### [The request]
For the records below, give the count of lines holding the word "April" and nothing more.

### [Material shown]
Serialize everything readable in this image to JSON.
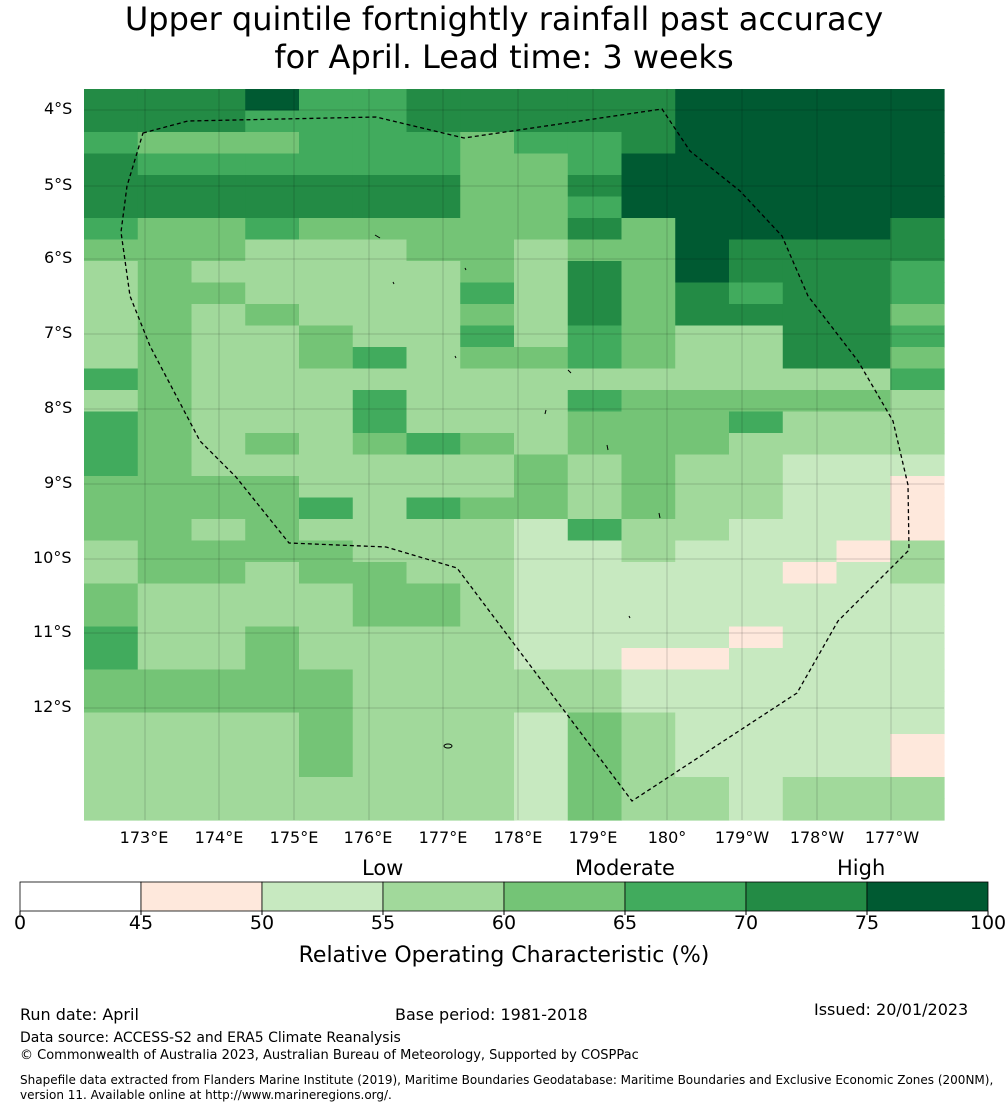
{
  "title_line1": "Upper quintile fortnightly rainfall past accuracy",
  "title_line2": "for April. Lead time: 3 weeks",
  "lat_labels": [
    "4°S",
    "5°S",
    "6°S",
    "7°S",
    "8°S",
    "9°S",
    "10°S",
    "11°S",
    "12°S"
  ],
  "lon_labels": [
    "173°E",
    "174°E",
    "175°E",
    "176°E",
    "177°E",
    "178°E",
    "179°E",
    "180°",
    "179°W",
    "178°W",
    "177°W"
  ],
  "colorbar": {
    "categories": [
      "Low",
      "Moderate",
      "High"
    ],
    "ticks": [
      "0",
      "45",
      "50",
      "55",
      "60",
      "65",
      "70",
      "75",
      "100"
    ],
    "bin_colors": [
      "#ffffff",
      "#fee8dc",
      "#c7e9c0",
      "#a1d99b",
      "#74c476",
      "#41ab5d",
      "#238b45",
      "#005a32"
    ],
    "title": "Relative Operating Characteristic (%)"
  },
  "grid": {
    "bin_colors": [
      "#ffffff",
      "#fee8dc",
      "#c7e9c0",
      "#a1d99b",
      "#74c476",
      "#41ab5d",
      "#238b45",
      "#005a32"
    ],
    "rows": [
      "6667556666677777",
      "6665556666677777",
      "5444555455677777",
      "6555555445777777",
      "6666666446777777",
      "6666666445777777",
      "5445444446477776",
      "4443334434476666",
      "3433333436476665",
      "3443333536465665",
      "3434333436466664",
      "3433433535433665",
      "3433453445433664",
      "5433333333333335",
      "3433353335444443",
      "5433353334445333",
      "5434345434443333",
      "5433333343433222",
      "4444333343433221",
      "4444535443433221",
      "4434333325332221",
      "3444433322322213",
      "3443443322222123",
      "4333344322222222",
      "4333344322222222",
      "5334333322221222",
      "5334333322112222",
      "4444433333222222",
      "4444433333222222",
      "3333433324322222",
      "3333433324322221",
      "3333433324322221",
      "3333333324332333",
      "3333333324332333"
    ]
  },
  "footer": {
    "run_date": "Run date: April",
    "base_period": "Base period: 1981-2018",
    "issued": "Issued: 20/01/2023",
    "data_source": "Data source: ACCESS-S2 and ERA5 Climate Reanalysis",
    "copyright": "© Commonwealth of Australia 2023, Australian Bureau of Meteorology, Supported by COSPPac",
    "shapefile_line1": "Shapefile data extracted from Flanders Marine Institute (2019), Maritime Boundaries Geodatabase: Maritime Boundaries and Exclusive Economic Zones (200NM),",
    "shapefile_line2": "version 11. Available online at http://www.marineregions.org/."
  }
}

### [Task solution]
2